§ Passage for review
Autumn Budget Headlines

The waiting is over, and we finally have the detail of the Autumn Budget 2017. The main issues for contractors and freelancers, and small business generally were addressed as follows:

IR35 in the private sector

Change to the IR35 rules in the private sector, mirroring those implemented in the public sector, were widely expected.  IPSE and the FCSA to whom we are affiliated, and others lobbied Government repeatedly not to rush any roll-out of the rules.  We’re pleased to confirm that instead of a ‘copy and paste’ job in the private sector, Government has agreed to consult on the changes, and the consultation will be carried out in 2018.  We therefore expect no change to these rules in April 2018.

VAT registration threshold

There was talk of the VAT threshold being reduced, which would have a significant impact to those working for clients who could not reclaim VAT – for example private individuals (most of whom are not VAT registered of course), or the NHS.  The impact would have been to increase the effective prices charged in this situation.  The threshold has not been reduced after all, and has been frozen for the next two years. 

Other matters

There are small increases to the income tax personal allowance and higher rate tax threshold.  The expected reduction in the ‘tax free’ dividend allowance from £5,000 currently to £2,000 will go ahead in April 18 as expected. The Taylor Review, which looked at the wider issues faced by modern ways of working (platforms like Uber, deliveroo) and zero hours contracts will be considered further by various Government departments.

Newspaper headlines

The newspapers will probably lead on the effective abolition of stamp duty for first time buyers on purchases of up to £300k, and in expensive property areas, the same discount (up to £300k) on properties up to £500k.  This discount is worth up to £5,000 to a first time buyer. Beware though, if anyone purchasing (so one half of a couple for example) has owned a property in any way before, even by inheritance, they won’t get the relief. The big question is, will this cause a similar uplift in property asking prices?

On spending there was more money for the NHS, housebuilding, and other priorities including electric cars.  As ever, there will be the usual arguments about how many years this spending is spread over, and if it is all new money.  Perhaps the public will gradually be more and more capable of deciding for themselves in future – there was also a commitment to spending to improve the quality of teaching in mathematics.

We’ll send out more detail later this week.

§ Extracted records
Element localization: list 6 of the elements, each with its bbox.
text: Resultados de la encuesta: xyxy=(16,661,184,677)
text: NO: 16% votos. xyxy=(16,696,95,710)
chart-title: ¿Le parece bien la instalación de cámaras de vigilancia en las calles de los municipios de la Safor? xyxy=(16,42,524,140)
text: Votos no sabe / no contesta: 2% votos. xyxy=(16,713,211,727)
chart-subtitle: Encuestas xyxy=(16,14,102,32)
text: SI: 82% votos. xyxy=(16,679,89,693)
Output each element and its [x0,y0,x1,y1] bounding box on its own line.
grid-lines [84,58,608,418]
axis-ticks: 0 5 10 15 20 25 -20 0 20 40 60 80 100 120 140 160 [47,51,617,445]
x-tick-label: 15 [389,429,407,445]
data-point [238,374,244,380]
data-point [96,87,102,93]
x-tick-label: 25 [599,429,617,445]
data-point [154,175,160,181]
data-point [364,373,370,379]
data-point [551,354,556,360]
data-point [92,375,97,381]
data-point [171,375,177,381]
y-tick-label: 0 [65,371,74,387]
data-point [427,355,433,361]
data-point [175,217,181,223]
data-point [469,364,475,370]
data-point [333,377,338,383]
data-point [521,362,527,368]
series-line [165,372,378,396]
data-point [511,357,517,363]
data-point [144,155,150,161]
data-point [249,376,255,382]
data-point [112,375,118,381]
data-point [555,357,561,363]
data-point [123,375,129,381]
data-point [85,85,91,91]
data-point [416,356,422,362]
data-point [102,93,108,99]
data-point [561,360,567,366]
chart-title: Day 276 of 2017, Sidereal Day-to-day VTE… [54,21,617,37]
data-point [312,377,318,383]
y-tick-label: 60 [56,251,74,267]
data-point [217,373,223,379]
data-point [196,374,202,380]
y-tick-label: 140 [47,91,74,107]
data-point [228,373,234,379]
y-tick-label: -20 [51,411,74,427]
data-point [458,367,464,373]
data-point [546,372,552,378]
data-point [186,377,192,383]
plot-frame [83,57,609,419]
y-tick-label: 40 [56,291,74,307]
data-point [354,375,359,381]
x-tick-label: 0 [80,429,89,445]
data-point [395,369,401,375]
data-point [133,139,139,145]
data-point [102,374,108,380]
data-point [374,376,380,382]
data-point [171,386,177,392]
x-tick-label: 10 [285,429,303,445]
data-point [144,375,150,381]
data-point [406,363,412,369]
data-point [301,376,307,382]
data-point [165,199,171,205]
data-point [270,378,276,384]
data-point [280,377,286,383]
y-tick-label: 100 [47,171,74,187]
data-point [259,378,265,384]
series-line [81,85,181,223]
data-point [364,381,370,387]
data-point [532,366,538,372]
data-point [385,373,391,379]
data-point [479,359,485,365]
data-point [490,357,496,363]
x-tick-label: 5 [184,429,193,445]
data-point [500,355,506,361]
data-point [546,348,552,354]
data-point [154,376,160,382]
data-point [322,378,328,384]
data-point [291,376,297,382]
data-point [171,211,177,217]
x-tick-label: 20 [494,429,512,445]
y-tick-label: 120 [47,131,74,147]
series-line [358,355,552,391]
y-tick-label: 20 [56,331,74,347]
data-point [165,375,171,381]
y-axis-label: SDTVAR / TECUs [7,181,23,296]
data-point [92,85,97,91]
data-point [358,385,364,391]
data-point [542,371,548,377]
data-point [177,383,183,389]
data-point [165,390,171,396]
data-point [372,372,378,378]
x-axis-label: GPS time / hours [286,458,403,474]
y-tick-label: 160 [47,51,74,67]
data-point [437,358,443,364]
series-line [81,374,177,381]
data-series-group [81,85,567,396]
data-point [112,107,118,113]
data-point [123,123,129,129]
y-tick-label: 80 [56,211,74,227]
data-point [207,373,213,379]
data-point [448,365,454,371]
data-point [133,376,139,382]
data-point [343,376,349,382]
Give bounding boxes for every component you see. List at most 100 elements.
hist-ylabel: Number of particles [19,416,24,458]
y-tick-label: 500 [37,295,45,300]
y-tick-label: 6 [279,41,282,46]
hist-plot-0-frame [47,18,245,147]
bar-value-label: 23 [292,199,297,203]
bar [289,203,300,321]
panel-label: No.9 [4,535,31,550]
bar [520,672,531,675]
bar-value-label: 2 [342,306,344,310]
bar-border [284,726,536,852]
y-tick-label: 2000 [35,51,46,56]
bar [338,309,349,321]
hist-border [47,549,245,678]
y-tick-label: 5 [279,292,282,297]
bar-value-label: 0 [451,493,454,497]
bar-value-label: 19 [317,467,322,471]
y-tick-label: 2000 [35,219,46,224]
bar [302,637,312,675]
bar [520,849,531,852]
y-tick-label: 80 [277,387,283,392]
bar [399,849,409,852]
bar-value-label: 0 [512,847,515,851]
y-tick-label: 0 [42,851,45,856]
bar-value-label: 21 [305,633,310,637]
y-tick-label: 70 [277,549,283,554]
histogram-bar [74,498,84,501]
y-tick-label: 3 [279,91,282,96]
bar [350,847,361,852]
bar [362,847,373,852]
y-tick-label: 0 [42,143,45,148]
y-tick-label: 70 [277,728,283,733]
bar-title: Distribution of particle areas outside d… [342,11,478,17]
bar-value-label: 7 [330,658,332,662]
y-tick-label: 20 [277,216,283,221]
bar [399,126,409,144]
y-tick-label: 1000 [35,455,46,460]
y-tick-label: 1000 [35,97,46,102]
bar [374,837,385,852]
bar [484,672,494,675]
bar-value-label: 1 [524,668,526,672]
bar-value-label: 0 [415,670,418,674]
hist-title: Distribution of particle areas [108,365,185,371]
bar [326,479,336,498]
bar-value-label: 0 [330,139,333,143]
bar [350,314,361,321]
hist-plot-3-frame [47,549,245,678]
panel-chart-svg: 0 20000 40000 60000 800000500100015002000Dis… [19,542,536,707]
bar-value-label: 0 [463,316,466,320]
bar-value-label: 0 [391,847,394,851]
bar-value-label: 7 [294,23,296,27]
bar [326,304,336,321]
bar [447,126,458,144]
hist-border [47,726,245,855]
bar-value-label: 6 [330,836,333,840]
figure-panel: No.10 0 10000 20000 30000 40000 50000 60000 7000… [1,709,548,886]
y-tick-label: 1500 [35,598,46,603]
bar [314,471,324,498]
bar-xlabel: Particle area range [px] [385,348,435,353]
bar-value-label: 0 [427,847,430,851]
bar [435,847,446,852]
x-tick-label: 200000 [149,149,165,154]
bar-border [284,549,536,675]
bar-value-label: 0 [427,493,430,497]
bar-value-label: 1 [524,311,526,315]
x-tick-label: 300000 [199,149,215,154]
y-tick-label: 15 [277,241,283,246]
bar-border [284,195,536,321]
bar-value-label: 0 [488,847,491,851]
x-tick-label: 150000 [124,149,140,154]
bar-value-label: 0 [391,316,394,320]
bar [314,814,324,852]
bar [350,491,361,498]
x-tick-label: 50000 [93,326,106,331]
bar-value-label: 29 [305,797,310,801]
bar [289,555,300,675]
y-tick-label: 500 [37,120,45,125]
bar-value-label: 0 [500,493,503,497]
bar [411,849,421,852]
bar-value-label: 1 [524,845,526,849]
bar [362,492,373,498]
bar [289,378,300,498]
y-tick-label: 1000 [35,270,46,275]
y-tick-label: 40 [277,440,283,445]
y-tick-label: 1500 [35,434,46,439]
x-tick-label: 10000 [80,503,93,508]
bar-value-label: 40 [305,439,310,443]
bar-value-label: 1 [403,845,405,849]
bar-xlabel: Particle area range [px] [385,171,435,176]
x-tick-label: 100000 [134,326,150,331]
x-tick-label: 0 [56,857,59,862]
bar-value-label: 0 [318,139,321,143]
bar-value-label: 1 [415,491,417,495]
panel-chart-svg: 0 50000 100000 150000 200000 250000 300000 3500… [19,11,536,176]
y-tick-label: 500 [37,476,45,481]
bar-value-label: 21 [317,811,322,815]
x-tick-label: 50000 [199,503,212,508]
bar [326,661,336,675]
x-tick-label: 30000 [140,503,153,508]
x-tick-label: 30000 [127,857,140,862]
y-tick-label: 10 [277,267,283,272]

§ Aim of the task
From the Autumn Budget 2017 text, return the part that opens with the words containing "Autumn Budget Headlines" and closes with "in April 2018.", copied exactly.

§ Response to the exercise
Autumn Budget Headlines

The waiting is over, and we finally have the detail of the Autumn Budget 2017. The main issues for contractors and freelancers, and small business generally were addressed as follows:

IR35 in the private sector

Change to the IR35 rules in the private sector, mirroring those implemented in the public sector, were widely expected.  IPSE and the FCSA to whom we are affiliated, and others lobbied Government repeatedly not to rush any roll-out of the rules.  We’re pleased to confirm that instead of a ‘copy and paste’ job in the private sector, Government has agreed to consult on the changes, and the consultation will be carried out in 2018.  We therefore expect no change to these rules in April 2018.